_Figure record extracts_
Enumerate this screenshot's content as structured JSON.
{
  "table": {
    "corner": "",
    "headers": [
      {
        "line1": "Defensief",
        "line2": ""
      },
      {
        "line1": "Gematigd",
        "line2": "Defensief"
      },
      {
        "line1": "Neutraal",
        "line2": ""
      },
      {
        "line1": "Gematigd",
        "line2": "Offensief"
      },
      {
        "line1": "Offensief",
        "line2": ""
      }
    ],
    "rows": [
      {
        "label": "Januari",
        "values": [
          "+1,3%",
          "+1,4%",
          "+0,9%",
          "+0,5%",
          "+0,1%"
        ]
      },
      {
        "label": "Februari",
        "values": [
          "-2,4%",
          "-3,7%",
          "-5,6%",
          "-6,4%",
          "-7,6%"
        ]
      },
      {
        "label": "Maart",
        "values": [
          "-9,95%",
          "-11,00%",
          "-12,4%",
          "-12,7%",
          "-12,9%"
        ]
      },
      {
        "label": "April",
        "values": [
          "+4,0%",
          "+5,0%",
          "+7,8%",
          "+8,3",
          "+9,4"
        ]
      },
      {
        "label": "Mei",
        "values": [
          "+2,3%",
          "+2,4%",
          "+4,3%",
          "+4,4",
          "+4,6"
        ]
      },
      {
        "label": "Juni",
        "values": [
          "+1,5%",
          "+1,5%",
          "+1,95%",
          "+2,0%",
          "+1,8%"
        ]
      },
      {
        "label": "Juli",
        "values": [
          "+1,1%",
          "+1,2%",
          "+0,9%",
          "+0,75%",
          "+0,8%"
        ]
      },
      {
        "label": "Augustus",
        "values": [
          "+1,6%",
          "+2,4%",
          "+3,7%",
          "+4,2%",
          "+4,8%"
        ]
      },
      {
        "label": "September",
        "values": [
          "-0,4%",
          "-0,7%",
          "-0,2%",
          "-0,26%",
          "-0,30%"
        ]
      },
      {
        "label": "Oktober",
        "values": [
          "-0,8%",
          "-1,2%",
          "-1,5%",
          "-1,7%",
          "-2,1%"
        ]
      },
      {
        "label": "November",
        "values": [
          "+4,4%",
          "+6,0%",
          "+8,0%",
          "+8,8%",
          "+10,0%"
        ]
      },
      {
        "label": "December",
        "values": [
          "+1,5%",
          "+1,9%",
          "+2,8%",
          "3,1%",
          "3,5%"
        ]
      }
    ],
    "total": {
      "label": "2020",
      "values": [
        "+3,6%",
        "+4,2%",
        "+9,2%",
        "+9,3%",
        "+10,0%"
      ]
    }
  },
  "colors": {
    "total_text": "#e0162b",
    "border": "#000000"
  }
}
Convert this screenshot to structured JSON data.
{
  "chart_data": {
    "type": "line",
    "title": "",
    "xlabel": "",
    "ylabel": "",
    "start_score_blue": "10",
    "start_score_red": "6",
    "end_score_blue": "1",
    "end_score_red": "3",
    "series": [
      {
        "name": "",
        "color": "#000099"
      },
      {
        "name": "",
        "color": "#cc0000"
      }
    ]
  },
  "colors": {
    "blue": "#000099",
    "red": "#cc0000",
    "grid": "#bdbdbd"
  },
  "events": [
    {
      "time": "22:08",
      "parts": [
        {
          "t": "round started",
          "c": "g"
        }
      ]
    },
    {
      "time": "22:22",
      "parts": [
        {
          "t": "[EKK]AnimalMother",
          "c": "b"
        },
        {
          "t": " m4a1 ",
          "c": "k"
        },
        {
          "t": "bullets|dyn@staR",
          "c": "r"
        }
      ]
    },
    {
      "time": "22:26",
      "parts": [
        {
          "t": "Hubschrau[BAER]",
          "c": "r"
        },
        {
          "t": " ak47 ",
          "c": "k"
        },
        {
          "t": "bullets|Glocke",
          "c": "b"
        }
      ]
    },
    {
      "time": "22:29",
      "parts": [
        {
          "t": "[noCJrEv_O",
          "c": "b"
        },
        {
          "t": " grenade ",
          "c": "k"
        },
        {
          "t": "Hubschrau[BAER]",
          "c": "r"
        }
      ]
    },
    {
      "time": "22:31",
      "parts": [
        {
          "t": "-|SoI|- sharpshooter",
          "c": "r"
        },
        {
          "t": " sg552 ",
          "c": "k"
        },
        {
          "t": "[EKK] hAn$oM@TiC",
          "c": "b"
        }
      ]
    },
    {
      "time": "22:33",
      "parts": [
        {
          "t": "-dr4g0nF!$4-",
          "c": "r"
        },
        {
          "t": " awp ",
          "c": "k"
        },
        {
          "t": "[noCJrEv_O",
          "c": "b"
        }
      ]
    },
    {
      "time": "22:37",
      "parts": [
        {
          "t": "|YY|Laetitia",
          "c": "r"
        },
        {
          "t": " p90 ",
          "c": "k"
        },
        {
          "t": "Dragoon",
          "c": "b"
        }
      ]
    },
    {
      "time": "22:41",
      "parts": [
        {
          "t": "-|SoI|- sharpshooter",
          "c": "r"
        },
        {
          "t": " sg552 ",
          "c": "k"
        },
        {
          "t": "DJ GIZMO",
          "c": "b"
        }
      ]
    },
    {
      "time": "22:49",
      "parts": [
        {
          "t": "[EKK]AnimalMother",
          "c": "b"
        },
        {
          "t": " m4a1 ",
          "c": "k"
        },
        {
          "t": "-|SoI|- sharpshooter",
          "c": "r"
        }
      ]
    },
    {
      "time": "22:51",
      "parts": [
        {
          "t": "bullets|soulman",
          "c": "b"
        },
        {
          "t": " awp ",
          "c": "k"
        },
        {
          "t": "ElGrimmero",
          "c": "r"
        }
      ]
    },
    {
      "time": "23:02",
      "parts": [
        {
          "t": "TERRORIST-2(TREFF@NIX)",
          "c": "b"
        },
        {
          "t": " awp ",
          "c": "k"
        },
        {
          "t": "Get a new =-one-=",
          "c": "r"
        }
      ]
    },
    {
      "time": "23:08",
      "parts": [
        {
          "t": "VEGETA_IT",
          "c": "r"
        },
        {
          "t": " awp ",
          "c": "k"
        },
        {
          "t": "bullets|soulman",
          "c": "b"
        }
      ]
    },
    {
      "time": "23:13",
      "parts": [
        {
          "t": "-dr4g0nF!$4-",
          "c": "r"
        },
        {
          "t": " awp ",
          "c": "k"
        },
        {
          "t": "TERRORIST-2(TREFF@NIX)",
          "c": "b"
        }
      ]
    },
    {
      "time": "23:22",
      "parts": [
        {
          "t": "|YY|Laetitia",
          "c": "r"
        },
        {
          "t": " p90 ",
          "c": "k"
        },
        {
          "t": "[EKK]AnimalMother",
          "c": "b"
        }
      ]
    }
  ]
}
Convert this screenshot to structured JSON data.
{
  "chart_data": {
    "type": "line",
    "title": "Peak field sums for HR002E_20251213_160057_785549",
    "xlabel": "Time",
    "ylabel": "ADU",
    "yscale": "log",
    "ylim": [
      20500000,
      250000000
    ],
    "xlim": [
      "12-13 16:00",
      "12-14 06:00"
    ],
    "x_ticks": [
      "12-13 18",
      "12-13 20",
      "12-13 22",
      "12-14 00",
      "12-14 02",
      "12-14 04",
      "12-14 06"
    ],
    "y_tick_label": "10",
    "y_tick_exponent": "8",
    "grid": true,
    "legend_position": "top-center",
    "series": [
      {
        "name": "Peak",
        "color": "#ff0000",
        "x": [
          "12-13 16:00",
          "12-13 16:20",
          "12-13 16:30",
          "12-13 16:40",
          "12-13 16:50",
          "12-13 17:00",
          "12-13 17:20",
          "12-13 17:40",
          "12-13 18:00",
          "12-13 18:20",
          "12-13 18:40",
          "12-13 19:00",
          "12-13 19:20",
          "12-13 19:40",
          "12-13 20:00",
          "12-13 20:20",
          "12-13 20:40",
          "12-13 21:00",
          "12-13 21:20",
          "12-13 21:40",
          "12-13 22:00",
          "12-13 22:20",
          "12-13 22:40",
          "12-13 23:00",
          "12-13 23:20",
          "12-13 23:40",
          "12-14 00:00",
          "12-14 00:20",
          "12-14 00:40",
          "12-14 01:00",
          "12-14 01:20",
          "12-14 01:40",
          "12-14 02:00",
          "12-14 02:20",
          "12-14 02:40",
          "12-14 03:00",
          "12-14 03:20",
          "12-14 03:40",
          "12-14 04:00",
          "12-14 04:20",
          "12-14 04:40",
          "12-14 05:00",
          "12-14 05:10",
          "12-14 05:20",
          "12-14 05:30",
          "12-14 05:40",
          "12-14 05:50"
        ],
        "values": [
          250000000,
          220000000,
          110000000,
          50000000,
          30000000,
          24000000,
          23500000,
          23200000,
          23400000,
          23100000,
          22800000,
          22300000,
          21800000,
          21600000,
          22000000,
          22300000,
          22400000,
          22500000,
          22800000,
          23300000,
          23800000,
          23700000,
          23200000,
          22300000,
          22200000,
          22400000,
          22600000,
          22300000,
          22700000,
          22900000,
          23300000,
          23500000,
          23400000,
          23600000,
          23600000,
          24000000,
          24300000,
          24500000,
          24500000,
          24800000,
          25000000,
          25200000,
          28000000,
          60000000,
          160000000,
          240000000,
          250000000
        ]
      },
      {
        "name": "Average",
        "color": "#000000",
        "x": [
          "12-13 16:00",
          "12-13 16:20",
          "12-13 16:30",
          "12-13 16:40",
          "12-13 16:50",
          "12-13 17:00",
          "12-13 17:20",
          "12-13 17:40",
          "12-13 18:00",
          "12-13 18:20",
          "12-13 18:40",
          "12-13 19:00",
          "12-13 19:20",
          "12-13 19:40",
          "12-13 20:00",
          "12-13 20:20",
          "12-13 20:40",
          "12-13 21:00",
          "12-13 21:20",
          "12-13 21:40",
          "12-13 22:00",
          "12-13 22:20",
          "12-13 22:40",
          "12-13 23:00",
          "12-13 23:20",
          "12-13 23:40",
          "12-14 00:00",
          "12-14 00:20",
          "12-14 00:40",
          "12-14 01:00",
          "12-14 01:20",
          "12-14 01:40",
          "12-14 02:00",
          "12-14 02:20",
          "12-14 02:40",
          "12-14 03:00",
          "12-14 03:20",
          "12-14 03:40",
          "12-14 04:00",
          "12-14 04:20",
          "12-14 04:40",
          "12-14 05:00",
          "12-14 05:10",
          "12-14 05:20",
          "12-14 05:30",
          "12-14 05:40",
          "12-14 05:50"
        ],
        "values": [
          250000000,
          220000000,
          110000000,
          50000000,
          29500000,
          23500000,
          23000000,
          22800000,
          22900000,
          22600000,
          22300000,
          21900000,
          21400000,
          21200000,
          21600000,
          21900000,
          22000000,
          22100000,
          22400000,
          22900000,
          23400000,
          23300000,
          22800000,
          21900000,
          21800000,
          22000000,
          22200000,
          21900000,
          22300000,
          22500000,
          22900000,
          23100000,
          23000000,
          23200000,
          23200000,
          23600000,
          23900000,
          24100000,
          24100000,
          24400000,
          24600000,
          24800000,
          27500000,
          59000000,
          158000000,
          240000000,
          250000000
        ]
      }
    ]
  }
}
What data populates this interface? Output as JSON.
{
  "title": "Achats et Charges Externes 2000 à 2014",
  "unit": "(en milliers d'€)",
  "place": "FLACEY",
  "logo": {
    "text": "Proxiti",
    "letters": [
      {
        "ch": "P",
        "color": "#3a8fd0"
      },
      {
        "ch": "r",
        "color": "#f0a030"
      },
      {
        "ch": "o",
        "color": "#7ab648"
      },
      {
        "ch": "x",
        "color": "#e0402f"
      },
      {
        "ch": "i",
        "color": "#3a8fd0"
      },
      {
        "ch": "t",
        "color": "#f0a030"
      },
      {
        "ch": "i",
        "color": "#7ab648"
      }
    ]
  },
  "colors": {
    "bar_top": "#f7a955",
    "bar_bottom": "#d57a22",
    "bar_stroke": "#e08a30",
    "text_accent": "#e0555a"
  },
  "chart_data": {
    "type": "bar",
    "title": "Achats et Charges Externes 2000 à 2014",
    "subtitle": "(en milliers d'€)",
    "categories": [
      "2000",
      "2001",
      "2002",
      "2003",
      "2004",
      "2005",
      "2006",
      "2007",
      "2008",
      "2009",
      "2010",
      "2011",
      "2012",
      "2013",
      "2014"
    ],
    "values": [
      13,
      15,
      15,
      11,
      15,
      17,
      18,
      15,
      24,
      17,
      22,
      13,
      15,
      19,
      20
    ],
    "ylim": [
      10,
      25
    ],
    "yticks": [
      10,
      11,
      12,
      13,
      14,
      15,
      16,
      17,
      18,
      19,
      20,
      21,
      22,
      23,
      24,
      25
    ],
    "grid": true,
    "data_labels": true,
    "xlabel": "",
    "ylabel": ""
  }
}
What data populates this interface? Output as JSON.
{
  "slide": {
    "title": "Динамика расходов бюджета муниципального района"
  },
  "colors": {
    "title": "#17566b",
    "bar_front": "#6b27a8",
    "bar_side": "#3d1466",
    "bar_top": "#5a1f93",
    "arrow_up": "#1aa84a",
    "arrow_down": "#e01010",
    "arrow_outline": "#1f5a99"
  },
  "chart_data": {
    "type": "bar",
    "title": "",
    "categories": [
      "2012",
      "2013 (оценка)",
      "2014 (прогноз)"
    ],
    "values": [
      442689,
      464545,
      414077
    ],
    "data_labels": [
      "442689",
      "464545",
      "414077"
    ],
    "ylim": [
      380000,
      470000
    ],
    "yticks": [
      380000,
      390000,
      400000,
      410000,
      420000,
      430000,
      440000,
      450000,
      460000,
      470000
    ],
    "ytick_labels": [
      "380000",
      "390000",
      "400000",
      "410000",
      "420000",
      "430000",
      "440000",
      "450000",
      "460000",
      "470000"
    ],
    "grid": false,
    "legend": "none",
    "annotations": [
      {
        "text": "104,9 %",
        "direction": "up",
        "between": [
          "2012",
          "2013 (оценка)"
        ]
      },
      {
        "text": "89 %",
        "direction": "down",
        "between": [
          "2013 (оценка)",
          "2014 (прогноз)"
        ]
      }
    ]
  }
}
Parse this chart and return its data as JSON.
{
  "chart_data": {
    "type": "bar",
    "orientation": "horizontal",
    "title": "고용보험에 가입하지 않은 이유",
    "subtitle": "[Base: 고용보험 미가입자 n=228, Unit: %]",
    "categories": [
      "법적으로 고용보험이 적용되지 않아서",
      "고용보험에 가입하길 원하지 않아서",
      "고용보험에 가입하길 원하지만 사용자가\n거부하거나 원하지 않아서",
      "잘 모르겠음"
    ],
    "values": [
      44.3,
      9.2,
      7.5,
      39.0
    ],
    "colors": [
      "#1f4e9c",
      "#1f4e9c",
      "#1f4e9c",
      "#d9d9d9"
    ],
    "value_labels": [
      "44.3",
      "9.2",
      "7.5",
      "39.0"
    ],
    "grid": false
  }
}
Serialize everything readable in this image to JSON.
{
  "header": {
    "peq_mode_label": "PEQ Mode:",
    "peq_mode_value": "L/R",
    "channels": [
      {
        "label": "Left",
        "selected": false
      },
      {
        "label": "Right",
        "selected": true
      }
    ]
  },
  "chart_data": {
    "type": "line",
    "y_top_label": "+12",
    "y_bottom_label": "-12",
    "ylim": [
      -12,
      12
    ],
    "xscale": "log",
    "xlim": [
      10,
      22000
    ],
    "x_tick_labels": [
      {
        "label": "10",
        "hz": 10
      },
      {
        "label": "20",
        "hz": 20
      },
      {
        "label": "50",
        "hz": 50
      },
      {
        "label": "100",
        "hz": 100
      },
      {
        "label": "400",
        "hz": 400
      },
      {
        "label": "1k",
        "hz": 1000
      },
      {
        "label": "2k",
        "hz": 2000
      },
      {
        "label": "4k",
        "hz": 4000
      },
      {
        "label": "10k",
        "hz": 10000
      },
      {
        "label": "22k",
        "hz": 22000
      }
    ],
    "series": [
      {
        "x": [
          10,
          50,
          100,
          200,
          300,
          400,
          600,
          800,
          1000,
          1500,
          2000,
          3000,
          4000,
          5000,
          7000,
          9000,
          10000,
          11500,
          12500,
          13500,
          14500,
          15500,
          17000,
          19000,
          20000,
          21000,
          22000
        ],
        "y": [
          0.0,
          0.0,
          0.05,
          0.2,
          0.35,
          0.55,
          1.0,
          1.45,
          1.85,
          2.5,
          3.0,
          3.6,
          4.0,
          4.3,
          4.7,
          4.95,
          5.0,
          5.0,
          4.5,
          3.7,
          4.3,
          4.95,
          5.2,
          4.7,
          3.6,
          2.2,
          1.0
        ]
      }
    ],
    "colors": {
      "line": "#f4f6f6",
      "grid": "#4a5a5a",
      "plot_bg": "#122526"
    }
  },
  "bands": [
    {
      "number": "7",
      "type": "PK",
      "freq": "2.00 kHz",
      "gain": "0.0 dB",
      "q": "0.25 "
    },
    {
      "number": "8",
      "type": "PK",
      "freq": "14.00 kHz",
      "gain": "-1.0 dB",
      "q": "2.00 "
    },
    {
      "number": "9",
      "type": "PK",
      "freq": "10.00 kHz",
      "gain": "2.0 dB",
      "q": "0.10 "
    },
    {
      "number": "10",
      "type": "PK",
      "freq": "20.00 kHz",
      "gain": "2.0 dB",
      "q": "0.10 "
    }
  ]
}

_REQUIRED WORK_
Select the lines that carry the string "milliers" and copy them.

_THE RESULT_
  "unit": "(en milliers d'€)",
    "subtitle": "(en milliers d'€)",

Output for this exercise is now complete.